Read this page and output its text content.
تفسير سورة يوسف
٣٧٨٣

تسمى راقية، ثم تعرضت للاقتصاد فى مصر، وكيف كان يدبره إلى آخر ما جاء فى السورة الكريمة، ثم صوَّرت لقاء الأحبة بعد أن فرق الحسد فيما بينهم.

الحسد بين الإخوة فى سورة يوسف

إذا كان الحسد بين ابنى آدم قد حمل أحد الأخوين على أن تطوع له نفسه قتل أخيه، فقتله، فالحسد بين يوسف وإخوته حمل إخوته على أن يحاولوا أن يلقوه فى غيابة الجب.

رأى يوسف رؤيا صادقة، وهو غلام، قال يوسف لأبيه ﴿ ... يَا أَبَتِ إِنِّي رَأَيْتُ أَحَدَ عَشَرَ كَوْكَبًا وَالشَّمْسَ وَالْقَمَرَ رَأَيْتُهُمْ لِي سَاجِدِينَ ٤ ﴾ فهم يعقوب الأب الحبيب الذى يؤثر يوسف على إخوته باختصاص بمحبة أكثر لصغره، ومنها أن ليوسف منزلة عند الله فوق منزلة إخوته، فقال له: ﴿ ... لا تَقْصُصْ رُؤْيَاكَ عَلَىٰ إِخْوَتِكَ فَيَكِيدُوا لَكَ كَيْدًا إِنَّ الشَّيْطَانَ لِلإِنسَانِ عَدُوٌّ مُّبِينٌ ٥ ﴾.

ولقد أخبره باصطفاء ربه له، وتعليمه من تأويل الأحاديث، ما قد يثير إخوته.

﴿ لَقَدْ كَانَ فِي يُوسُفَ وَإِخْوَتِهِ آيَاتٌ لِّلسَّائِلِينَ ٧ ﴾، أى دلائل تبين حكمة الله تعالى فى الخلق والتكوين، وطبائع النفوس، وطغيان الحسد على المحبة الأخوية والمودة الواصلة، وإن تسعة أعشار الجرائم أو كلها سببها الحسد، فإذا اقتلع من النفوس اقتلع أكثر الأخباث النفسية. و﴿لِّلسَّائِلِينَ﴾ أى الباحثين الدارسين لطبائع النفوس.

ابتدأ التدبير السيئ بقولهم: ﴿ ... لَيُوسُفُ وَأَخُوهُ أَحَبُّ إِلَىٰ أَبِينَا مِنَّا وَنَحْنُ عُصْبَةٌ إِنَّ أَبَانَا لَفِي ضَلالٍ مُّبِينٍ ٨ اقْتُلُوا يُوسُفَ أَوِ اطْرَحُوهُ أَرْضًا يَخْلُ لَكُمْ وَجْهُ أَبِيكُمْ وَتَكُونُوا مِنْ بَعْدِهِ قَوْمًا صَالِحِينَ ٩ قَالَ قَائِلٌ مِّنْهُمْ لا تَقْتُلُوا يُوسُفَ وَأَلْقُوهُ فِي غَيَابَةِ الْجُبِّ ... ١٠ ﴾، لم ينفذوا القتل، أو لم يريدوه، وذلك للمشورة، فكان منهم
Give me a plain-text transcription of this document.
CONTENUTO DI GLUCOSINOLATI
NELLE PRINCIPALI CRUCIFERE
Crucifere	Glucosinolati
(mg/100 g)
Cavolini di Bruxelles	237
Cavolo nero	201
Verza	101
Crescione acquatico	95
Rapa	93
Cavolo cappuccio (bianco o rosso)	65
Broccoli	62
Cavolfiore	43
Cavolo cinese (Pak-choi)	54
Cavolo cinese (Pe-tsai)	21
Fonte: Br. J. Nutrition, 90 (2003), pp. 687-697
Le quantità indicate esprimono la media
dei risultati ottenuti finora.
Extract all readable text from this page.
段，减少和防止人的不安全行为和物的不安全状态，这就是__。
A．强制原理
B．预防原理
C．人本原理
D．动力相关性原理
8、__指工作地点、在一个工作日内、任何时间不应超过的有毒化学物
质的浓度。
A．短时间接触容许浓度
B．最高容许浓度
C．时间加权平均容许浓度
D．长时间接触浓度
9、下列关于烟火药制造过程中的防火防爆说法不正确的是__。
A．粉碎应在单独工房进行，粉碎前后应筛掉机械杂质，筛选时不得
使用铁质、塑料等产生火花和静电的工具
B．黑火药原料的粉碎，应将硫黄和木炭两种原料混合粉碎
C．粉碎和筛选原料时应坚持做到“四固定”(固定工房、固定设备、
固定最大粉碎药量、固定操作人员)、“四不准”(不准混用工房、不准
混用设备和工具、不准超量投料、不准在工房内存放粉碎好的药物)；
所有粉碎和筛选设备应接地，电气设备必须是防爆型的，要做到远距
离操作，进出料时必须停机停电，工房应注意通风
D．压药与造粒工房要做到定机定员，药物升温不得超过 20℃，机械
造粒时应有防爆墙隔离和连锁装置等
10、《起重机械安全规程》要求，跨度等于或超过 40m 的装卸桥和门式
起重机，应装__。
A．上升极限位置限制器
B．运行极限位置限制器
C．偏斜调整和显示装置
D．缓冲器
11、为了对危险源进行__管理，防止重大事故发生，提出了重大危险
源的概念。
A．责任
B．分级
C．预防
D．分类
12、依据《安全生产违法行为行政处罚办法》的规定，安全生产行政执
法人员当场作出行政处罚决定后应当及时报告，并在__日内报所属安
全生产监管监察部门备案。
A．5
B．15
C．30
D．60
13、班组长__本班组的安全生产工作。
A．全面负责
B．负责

■ What to produce: Above are some records. Report the number of their lines that include "this", and add nothing else.

■ Answer in full: 3